**What the task requires**: Take every line from the material that has the word "sblog" in it.
— START Supplied records —
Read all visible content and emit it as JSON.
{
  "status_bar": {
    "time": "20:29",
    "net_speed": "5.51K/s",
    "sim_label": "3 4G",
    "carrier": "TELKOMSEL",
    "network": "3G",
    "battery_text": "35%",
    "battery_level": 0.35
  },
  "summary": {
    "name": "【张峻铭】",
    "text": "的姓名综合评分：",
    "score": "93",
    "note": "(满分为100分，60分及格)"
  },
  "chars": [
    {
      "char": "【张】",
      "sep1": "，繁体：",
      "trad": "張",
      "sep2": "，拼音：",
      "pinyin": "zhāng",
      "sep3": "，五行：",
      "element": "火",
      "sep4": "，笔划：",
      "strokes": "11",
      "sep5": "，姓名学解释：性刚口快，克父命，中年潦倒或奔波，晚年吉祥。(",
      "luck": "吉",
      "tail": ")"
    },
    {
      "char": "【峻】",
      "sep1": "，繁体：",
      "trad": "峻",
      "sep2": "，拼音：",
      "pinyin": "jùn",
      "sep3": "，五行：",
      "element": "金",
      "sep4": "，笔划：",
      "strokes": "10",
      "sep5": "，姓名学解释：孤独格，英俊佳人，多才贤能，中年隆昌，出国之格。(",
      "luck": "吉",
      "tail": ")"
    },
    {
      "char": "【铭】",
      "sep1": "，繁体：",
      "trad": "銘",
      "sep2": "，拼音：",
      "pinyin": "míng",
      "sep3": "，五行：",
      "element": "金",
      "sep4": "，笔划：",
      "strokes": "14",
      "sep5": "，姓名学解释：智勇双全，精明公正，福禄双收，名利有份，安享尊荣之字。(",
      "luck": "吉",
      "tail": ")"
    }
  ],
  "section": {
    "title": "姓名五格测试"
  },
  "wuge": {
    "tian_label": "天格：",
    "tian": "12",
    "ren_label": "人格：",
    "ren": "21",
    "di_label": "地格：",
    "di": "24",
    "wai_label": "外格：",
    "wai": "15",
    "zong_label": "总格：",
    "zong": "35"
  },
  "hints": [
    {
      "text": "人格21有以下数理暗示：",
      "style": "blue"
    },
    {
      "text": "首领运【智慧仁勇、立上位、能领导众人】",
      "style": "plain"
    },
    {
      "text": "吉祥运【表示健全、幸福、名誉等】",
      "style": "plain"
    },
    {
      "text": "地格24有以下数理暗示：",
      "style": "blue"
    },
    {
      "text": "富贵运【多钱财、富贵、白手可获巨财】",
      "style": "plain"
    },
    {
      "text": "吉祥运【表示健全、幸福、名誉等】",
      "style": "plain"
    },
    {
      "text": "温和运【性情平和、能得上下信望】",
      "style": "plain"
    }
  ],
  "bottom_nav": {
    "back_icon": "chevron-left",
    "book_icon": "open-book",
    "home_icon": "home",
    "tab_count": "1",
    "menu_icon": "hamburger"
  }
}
— END Supplied records —
— START Supplied records —
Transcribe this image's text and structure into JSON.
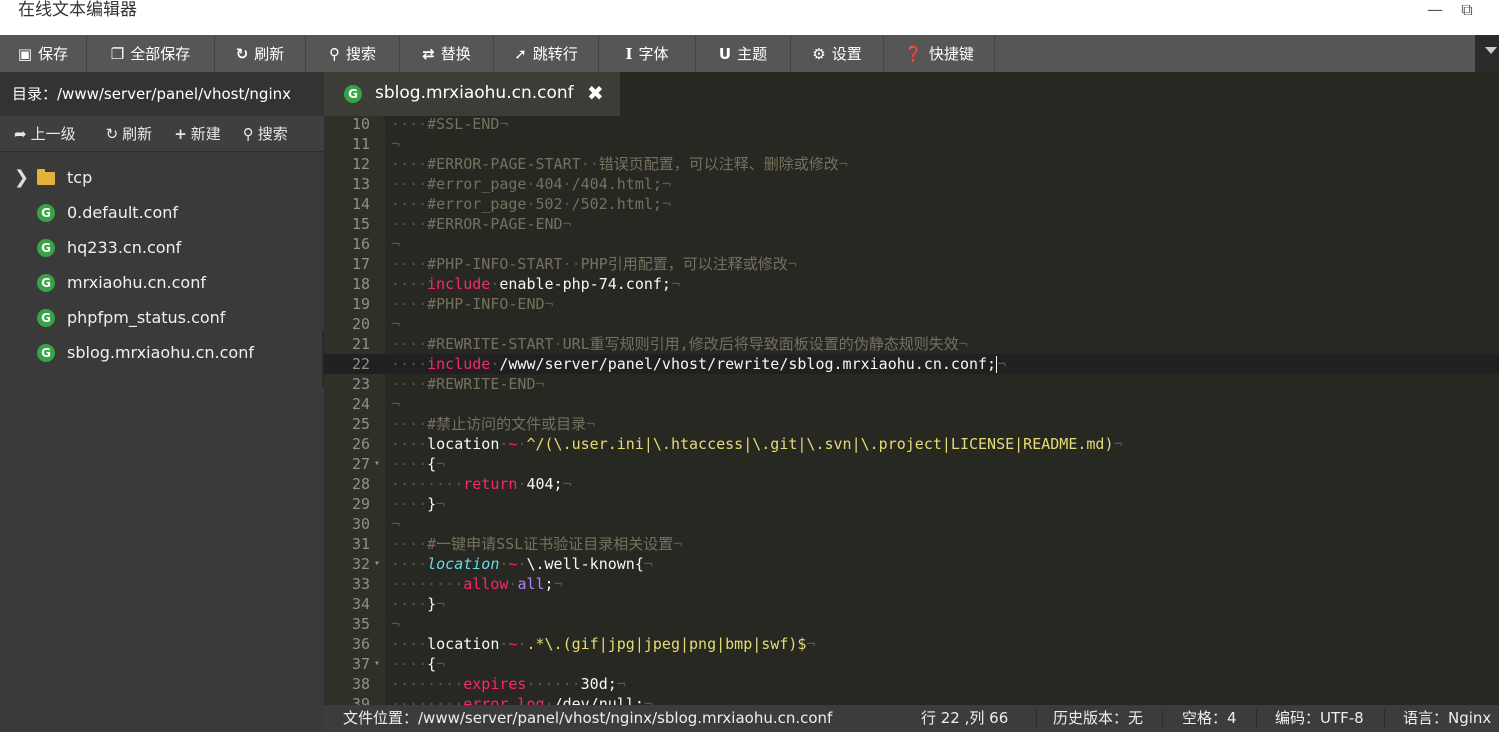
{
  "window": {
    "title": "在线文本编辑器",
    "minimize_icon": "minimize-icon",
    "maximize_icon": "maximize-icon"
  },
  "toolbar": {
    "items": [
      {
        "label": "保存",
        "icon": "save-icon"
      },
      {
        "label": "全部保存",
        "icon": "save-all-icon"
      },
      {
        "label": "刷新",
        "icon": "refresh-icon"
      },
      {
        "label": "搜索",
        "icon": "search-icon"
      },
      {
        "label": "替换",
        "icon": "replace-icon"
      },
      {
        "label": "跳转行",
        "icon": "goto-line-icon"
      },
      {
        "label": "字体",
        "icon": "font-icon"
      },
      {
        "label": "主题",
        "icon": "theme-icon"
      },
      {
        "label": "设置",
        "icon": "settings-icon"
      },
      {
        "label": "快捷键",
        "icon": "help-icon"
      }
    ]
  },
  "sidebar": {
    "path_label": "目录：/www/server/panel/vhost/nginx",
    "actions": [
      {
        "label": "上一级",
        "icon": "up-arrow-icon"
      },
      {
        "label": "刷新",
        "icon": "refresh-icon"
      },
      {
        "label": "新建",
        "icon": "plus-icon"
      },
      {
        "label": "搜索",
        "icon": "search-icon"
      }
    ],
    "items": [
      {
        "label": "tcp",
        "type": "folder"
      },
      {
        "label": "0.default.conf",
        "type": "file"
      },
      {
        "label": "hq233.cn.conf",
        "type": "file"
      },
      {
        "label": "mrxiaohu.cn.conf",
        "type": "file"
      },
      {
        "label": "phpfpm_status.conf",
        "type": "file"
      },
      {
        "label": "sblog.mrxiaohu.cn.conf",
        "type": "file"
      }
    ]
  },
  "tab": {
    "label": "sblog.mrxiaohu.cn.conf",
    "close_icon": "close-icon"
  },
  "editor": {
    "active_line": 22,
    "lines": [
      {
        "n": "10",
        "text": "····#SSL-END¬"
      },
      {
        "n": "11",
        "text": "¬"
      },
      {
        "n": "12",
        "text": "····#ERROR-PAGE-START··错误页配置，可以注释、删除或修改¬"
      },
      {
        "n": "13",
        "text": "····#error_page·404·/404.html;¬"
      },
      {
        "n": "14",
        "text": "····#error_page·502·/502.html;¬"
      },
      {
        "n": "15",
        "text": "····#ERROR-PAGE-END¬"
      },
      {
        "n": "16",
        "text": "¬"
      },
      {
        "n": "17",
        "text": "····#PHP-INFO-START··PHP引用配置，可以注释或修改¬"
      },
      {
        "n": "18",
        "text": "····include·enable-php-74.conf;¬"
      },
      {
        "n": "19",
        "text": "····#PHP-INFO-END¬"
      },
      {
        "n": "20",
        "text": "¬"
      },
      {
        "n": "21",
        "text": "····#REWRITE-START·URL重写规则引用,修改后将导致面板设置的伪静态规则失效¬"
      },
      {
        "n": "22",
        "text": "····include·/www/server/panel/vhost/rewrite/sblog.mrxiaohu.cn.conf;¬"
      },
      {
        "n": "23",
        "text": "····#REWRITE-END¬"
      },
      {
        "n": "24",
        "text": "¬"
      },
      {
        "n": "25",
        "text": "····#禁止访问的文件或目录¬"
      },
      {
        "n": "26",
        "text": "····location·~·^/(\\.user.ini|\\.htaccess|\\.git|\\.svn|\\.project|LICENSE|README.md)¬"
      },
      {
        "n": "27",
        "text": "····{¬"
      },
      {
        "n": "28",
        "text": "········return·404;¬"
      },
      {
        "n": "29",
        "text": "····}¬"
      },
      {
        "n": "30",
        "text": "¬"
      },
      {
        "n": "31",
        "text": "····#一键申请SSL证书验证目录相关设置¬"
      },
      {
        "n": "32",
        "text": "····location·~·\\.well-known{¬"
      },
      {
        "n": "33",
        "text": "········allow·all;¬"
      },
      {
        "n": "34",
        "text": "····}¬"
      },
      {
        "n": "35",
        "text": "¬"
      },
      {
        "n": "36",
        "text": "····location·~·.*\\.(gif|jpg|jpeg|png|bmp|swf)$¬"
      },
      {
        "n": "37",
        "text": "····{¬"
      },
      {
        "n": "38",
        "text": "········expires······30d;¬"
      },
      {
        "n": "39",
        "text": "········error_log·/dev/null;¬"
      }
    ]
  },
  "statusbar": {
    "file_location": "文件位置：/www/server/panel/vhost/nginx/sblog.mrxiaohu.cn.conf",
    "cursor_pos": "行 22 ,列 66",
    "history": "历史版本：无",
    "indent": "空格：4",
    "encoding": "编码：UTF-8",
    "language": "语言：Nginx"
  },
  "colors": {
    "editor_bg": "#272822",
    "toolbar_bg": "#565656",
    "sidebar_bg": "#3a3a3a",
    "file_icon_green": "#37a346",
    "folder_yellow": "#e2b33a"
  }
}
— END Supplied records —
**Task solution**:
        "label": "sblog.mrxiaohu.cn.conf",
    "label": "sblog.mrxiaohu.cn.conf",
        "text": "····include·/www/server/panel/vhost/rewrite/sblog.mrxiaohu.cn.conf;¬"
    "file_location": "文件位置：/www/server/panel/vhost/nginx/sblog.mrxiaohu.cn.conf",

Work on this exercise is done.